Locate every line in the records below that contains the word "false", and copy each one.

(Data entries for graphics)
——————————

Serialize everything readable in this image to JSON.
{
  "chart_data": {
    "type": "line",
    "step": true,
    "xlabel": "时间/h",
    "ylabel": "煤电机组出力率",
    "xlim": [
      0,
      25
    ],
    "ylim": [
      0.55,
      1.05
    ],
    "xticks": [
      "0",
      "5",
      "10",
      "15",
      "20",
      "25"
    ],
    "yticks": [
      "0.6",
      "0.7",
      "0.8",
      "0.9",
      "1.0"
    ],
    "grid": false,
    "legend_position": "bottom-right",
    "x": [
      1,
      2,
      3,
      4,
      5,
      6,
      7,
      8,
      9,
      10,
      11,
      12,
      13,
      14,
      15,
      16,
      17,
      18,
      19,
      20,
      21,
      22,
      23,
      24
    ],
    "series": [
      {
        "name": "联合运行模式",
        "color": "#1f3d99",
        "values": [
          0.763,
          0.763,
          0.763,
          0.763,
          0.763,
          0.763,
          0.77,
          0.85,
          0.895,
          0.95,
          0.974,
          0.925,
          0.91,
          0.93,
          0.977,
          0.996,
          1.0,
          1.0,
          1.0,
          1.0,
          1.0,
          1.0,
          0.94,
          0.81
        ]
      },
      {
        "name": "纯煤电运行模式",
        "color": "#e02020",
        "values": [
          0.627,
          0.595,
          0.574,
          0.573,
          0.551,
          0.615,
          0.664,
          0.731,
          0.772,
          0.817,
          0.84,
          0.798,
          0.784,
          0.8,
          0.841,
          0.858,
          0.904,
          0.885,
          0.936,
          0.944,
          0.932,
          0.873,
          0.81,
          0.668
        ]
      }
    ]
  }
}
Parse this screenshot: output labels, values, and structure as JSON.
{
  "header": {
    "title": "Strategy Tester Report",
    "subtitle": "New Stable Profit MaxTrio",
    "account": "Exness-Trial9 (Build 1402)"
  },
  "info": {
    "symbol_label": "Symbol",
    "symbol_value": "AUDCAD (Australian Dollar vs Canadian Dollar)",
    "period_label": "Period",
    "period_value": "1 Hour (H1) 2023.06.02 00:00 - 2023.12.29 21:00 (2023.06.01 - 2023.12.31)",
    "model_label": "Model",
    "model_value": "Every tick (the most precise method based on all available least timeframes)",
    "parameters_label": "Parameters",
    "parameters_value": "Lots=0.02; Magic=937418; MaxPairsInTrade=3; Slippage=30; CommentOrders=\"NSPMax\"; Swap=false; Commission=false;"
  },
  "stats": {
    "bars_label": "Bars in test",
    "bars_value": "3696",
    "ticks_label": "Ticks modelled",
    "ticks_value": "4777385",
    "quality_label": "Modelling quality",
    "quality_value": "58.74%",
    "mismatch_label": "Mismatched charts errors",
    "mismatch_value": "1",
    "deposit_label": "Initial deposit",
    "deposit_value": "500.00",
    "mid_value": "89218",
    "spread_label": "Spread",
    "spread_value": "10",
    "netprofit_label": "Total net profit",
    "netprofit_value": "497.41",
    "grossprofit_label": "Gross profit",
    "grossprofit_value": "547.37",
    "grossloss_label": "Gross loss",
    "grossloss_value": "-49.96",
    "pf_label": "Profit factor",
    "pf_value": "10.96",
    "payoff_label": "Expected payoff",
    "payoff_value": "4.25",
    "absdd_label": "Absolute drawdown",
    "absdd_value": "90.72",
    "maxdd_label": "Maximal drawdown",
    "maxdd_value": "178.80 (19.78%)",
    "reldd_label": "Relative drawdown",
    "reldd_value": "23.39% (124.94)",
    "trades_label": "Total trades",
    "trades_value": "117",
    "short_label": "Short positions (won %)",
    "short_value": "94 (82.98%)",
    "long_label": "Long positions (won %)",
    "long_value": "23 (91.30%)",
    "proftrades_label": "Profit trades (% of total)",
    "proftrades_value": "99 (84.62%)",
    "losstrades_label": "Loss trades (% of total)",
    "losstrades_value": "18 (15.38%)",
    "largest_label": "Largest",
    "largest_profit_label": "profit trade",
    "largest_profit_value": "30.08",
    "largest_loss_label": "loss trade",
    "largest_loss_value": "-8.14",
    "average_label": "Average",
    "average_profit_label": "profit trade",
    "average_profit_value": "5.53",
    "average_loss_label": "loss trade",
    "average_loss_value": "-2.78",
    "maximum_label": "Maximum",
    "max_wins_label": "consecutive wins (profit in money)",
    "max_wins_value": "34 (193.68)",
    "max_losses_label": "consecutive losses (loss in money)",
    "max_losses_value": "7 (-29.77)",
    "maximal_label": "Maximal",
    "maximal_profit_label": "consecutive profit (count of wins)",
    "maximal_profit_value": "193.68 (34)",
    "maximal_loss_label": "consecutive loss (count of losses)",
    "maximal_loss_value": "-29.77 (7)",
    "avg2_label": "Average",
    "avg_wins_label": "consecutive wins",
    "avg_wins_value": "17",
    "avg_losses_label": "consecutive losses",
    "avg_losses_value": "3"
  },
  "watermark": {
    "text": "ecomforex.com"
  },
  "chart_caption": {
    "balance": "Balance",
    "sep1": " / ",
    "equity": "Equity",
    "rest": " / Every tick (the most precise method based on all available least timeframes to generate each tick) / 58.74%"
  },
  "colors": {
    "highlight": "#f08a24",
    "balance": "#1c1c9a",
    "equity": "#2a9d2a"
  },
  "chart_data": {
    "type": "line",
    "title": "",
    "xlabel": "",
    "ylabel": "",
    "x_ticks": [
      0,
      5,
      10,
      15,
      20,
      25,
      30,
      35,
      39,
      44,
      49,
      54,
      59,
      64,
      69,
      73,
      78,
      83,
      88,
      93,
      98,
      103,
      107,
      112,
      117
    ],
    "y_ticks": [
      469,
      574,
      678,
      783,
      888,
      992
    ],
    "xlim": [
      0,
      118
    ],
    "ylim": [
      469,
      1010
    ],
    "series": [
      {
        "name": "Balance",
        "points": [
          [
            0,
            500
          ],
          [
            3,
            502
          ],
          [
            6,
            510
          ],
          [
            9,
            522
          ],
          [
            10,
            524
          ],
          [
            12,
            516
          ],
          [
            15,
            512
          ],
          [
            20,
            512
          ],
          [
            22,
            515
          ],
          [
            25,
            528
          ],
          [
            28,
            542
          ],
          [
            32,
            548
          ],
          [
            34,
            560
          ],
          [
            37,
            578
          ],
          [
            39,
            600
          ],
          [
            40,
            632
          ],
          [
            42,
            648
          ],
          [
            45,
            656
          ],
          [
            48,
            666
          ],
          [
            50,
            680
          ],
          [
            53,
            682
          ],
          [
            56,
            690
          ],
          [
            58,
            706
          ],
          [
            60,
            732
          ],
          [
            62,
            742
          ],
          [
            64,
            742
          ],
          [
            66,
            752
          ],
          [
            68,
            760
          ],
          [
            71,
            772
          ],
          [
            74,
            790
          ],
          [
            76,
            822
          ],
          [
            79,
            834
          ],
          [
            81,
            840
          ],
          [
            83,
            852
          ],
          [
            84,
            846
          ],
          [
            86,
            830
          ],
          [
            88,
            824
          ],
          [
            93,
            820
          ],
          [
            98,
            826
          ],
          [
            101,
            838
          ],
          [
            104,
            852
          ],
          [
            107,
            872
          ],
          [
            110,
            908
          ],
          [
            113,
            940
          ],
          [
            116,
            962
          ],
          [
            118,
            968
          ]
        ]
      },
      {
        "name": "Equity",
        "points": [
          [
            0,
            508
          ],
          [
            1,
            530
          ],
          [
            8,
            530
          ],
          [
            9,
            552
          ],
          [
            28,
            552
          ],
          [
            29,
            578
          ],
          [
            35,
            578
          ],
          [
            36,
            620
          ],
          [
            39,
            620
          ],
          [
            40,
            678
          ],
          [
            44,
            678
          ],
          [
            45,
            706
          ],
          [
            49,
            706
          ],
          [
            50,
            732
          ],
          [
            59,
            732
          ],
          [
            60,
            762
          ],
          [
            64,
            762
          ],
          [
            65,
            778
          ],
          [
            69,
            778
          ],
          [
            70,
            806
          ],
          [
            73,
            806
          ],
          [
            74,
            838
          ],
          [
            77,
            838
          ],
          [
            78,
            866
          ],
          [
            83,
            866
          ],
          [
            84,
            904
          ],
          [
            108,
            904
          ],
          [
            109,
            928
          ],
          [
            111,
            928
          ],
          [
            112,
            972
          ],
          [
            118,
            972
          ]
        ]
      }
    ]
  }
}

——————————

- [RESULT FOR THIS EXERCISE]:
    "grid": false,
    "parameters_value": "Lots=0.02; Magic=937418; MaxPairsInTrade=3; Slippage=30; CommentOrders=\"NSPMax\"; Swap=false; Commission=false;"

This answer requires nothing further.